PETUNJUK LATIHAN: Salinlah tanpa perubahan bagian kutipan tentang hari wisuda di bawah ini, dari "Sejujurnya setelah diomong" sampai "Apa-apaan?! Mustahil dilakukan!", kedua bagian itu ikut disalin.

------ KUTIPAN DOKUMEN

Rame, ya. xixixi. Begitulah. Bahkan sebelum hari wisudaku, teman-teman tongkrongan udah banyak yang nyinyir menduga kalau aku pasti bakal bawa rombongan sekampung. Katanya begini, "Rata-rata orang Indramayu yang wisudaan tuh bakal bawa elp, angkot atau mobil pick up karena yang dimuat tuh pasukan sekampung!" hhhhhhh. Ini aku nggak mengada-ngada loh ya, tapi yang mereka omongin emang ada benarnya.
Sejujurnya setelah diomong begitu sama teman-temanku, aku langsung bikin special request untuk ibu tercinta yang padahal udah ngatur sedemikian rupa tentang siapa aja yang bakal diajak menghadiri wisudaku, mobil siapa aja yang akan kami sewa, dan tetek bengek lainnya. Nggak neko-neko sih permintaanku cuma aku mau wisudaanku dihadiri oleh keluarga inti saja termasuk kakakku bersama istri dan anaknya. Sederhana, kan? Tapi nggak bagi ibuku.
Permintaanku langsung dimentahkan. Apa-apaan?! Mustahil dilakukan!
Aku ngambek. Sedangkan ibuku makin marah ketika tahu alasanku karena aku malu.
Padahal malu kenapa, ya? Mestinya kan bangga karena udah berhasil lulus di waktu yang tepat. Entahlah, Anisa di masa lalu emang gampang banget terpengaruh sama omongan orang lain wkwkwk.

------------
------ ENTRI DITAMPILKAN

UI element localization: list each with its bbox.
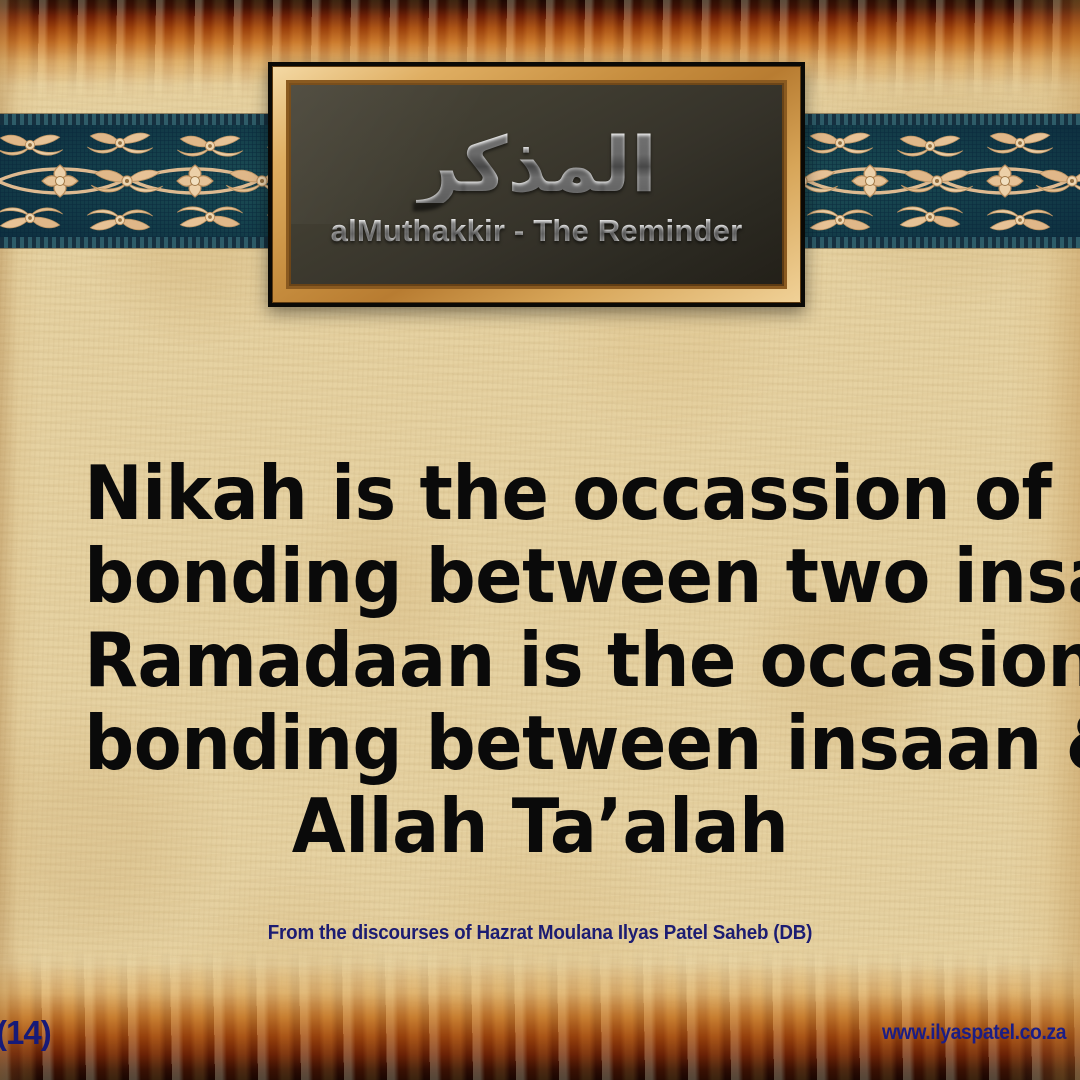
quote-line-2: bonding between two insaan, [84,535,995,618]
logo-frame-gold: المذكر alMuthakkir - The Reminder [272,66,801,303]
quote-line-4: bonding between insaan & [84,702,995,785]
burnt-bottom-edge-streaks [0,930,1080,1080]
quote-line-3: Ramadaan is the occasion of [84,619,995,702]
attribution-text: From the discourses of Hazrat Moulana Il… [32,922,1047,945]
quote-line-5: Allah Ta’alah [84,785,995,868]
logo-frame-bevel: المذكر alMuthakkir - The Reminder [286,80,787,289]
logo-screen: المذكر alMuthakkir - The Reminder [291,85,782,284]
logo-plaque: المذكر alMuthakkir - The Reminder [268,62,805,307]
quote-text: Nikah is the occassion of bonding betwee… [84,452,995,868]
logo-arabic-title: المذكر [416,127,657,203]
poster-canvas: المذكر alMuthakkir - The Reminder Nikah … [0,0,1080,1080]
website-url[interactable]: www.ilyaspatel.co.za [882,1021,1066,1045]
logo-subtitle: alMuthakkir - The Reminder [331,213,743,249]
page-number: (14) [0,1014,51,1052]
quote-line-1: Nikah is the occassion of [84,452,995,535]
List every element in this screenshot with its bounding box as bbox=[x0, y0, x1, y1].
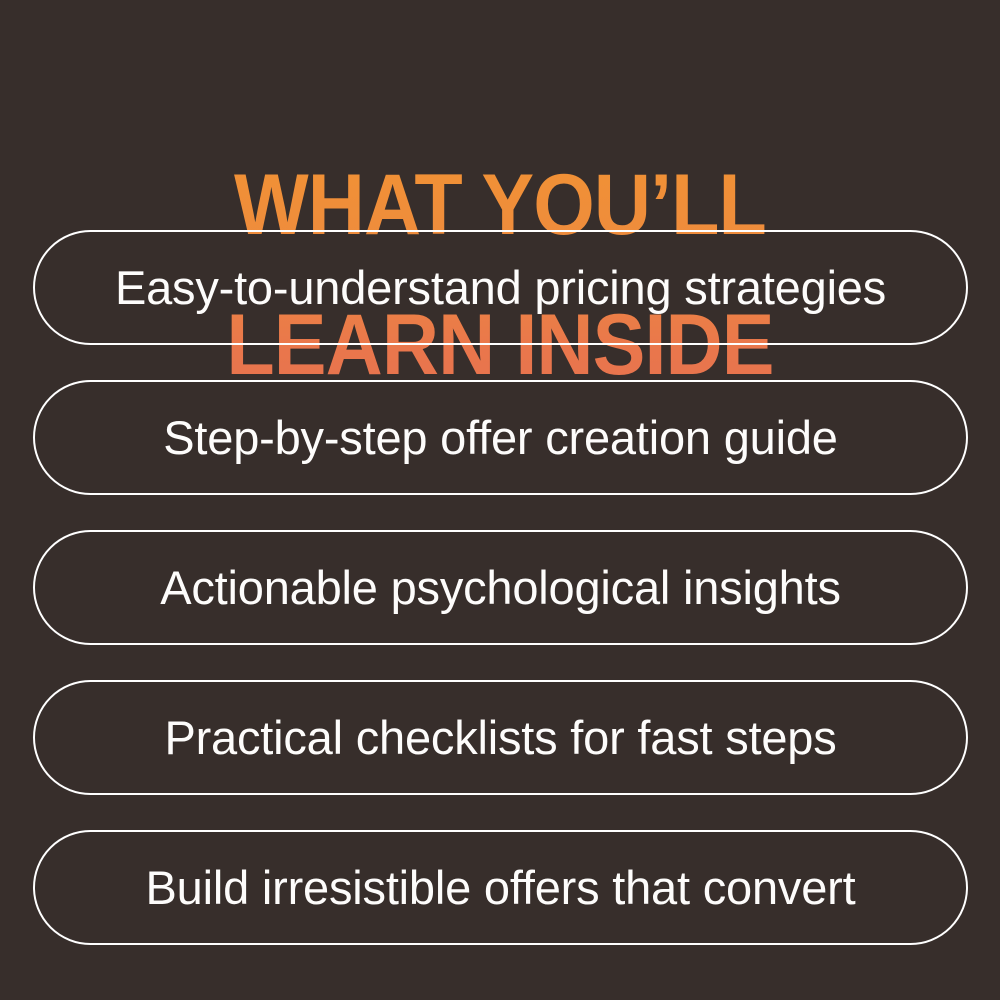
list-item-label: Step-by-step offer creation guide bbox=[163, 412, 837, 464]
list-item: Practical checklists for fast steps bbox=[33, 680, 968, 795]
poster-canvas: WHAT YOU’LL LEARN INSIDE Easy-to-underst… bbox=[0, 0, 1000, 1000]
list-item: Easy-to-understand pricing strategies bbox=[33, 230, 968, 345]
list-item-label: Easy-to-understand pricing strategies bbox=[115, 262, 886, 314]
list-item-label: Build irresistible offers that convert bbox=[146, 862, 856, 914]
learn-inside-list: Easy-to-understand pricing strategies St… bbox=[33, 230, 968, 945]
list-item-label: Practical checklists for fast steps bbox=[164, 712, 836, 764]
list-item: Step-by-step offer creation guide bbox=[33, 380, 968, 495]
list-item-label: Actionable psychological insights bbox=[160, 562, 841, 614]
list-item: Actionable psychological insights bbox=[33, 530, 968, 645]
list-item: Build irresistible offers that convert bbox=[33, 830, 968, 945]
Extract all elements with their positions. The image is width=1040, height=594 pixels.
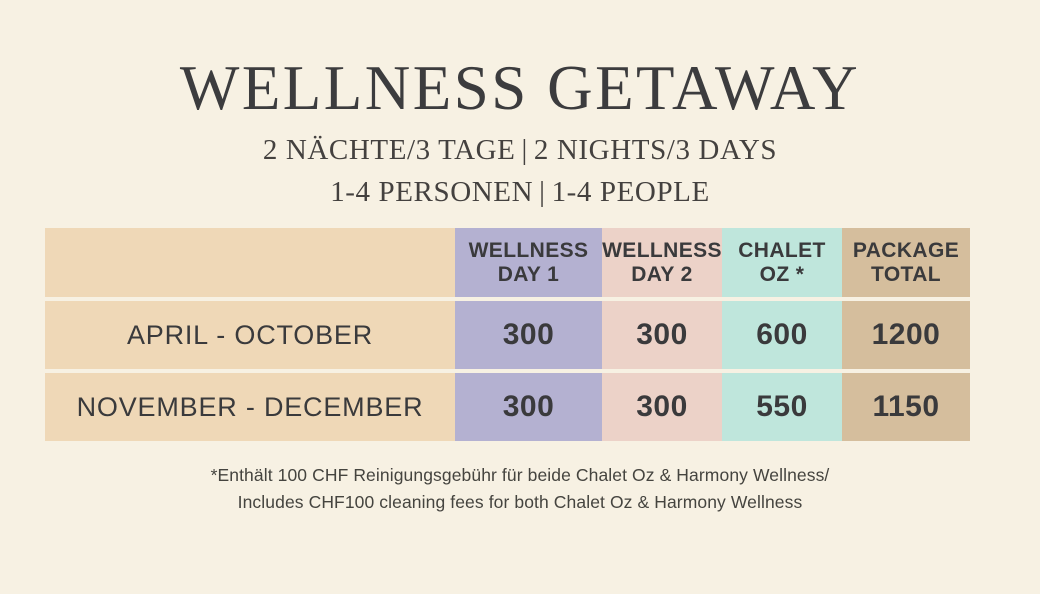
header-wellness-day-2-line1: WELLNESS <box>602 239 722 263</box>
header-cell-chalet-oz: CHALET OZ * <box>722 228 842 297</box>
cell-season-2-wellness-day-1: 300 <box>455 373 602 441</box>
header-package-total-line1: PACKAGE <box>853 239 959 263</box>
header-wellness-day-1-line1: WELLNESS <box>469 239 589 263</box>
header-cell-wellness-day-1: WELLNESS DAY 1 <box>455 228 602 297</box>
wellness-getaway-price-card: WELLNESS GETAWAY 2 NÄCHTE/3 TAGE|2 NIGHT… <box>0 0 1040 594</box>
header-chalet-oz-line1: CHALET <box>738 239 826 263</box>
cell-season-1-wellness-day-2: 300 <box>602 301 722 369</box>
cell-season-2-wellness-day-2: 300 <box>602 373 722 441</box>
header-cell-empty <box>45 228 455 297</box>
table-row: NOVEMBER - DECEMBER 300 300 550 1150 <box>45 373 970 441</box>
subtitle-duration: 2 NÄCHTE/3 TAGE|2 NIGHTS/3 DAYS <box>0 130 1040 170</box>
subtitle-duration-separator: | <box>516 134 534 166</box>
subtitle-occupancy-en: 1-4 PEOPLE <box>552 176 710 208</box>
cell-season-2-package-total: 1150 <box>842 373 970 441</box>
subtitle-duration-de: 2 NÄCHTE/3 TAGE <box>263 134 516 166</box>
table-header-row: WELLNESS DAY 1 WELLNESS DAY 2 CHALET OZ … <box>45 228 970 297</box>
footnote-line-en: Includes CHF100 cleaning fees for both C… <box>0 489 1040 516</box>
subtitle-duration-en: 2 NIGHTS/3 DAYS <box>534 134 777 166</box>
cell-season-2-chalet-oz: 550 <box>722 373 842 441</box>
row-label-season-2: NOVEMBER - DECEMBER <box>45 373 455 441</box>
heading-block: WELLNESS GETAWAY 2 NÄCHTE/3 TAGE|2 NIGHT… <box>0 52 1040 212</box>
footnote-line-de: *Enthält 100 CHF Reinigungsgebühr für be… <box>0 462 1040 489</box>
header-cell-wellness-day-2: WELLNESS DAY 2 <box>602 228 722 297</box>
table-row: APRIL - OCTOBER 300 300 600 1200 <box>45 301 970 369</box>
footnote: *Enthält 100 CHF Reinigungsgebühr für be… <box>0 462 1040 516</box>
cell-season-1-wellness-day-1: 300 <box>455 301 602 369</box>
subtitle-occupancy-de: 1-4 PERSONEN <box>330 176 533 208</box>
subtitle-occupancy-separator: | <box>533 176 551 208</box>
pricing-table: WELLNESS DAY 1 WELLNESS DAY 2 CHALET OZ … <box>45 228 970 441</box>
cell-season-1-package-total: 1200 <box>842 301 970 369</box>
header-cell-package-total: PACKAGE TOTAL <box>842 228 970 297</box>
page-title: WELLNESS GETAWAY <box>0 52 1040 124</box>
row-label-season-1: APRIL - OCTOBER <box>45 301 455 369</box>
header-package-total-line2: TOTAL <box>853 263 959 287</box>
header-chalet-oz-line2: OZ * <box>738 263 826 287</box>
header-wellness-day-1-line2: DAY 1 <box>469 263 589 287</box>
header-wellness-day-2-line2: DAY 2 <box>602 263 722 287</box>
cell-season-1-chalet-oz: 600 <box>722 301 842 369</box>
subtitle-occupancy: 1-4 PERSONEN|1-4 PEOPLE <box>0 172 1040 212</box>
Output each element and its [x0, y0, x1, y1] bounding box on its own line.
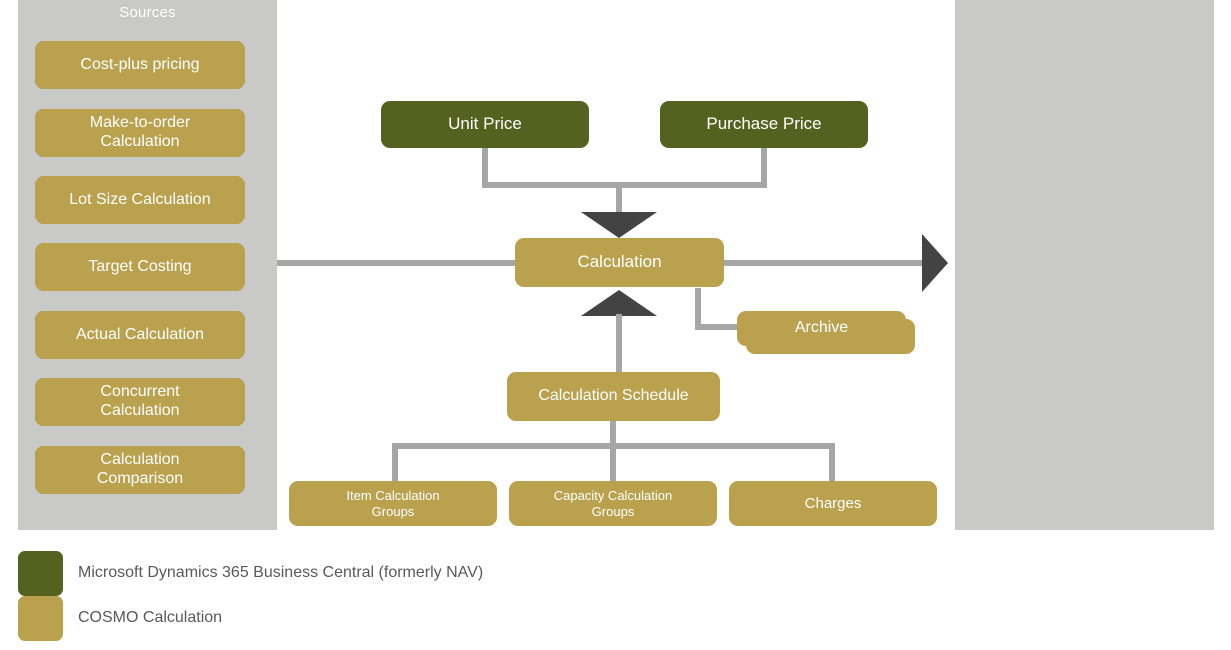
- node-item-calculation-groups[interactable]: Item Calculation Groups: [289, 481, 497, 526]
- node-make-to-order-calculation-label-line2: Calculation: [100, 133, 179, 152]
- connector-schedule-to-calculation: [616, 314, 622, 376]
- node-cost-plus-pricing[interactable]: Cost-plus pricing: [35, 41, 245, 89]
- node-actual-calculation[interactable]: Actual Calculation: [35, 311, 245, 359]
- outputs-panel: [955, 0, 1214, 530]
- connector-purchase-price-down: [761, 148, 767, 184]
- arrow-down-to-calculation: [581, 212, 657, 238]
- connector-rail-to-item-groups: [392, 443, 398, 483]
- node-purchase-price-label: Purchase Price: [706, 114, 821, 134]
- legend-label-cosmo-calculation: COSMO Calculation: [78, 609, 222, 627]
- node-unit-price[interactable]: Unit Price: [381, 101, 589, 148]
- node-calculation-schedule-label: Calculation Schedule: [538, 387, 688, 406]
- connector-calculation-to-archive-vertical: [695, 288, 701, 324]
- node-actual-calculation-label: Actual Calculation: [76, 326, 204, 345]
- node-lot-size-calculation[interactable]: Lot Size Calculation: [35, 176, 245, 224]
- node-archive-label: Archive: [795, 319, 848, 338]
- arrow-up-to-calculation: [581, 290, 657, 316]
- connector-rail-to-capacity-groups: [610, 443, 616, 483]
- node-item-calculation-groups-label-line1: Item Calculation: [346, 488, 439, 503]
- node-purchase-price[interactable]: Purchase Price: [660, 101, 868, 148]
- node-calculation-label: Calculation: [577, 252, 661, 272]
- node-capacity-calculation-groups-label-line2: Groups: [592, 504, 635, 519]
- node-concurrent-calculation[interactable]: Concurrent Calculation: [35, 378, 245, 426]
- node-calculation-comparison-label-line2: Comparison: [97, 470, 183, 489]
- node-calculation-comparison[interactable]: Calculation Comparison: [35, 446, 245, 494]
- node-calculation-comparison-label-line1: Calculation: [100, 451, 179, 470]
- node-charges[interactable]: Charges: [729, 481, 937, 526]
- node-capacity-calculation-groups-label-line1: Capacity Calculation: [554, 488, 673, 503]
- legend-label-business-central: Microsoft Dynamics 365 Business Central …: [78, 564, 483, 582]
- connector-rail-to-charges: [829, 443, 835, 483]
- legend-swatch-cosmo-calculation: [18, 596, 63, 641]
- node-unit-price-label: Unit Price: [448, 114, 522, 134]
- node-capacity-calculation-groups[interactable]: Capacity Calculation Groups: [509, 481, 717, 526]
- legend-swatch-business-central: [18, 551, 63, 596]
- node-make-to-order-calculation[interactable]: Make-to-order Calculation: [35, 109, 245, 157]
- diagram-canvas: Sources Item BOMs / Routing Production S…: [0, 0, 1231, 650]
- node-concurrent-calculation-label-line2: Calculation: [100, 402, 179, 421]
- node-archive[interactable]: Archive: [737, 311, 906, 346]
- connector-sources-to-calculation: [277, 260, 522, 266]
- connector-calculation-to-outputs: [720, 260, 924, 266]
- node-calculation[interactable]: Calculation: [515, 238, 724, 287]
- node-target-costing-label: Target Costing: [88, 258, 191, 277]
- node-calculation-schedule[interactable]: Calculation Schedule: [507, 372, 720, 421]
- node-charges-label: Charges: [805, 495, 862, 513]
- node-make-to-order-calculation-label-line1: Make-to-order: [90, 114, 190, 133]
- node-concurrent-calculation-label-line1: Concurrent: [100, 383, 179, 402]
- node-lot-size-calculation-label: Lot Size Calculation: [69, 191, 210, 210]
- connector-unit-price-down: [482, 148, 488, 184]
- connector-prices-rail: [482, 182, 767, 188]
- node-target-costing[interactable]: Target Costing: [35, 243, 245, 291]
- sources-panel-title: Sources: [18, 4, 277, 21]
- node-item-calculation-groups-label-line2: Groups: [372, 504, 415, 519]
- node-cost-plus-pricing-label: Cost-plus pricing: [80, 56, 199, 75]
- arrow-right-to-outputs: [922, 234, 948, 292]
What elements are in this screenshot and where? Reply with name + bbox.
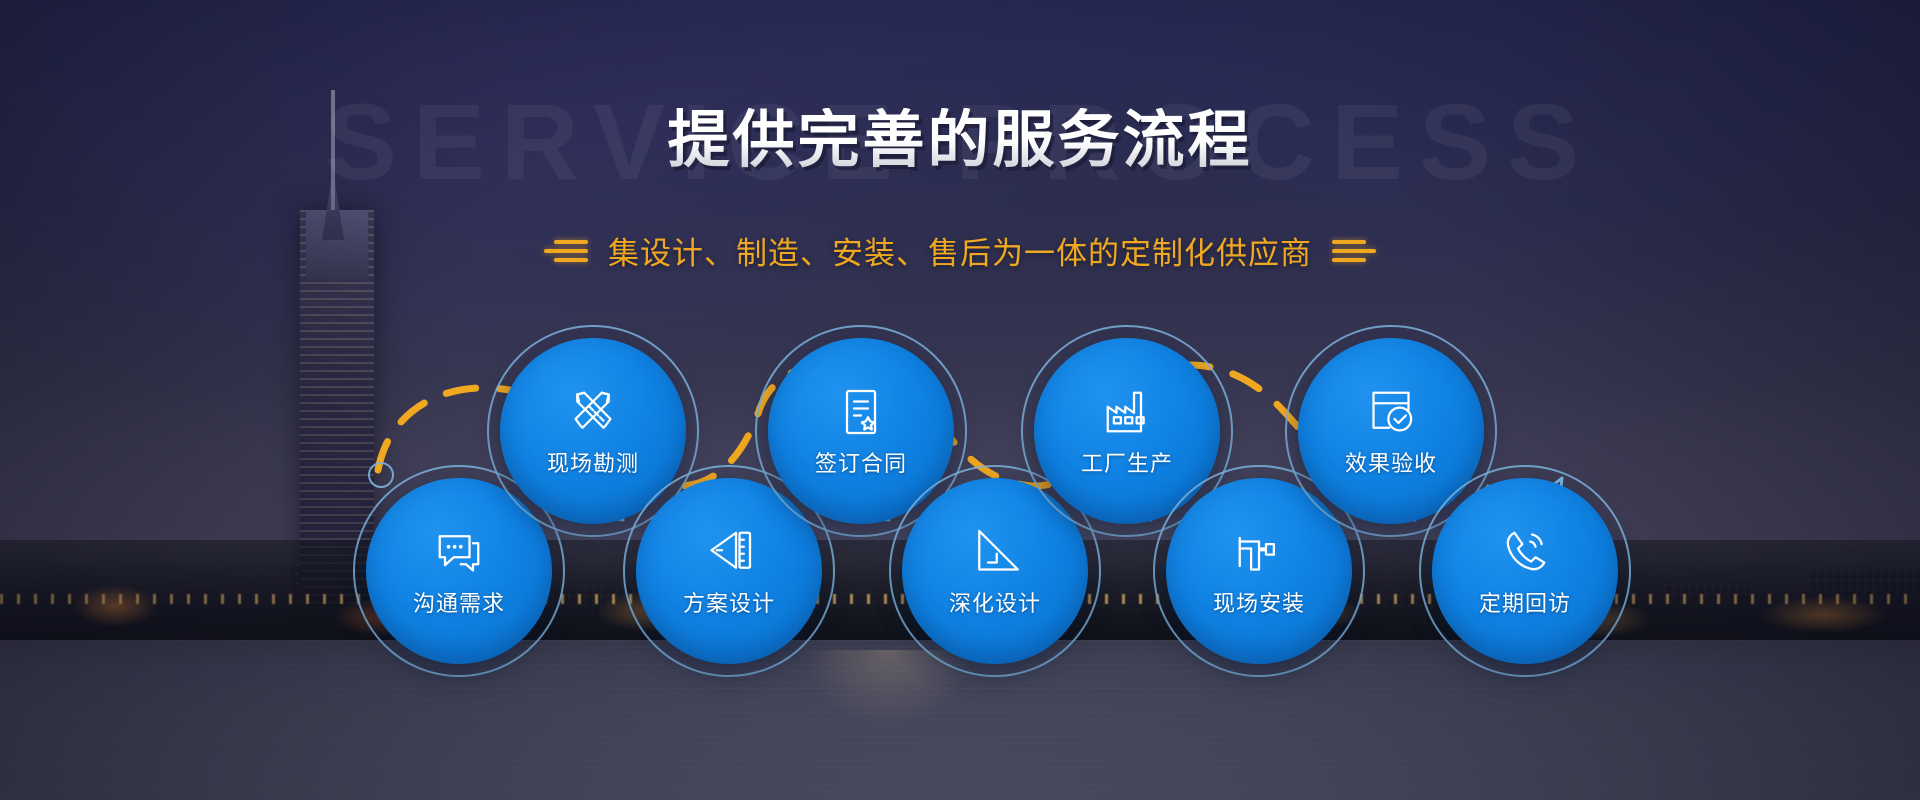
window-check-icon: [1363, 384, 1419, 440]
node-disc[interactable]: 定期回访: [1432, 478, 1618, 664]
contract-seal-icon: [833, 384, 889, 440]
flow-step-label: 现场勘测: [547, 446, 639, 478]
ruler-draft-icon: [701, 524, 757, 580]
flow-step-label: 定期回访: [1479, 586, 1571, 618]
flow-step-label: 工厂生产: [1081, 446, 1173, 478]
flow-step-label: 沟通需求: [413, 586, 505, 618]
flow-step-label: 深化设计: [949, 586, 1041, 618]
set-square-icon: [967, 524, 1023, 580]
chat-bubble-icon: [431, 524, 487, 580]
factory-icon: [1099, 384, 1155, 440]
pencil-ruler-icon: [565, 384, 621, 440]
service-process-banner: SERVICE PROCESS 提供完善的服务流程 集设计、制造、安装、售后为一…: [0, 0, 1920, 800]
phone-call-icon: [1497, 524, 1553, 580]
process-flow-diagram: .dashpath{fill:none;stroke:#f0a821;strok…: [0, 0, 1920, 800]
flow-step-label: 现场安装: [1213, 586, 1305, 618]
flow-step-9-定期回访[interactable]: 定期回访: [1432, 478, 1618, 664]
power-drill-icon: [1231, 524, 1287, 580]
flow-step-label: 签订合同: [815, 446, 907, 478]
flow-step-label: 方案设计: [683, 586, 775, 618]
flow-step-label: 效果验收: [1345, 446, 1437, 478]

------------

JAWABAN BENAR:
Sejujurnya setelah diomong begitu sama teman-temanku, aku langsung bikin special request untuk ibu tercinta yang padahal udah ngatur sedemikian rupa tentang siapa aja yang bakal diajak menghadiri wisudaku, mobil siapa aja yang akan kami sewa, dan tetek bengek lainnya. Nggak neko-neko sih permintaanku cuma aku mau wisudaanku dihadiri oleh keluarga inti saja termasuk kakakku bersama istri dan anaknya. Sederhana, kan? Tapi nggak bagi ibuku.
Permintaanku langsung dimentahkan. Apa-apaan?! Mustahil dilakukan!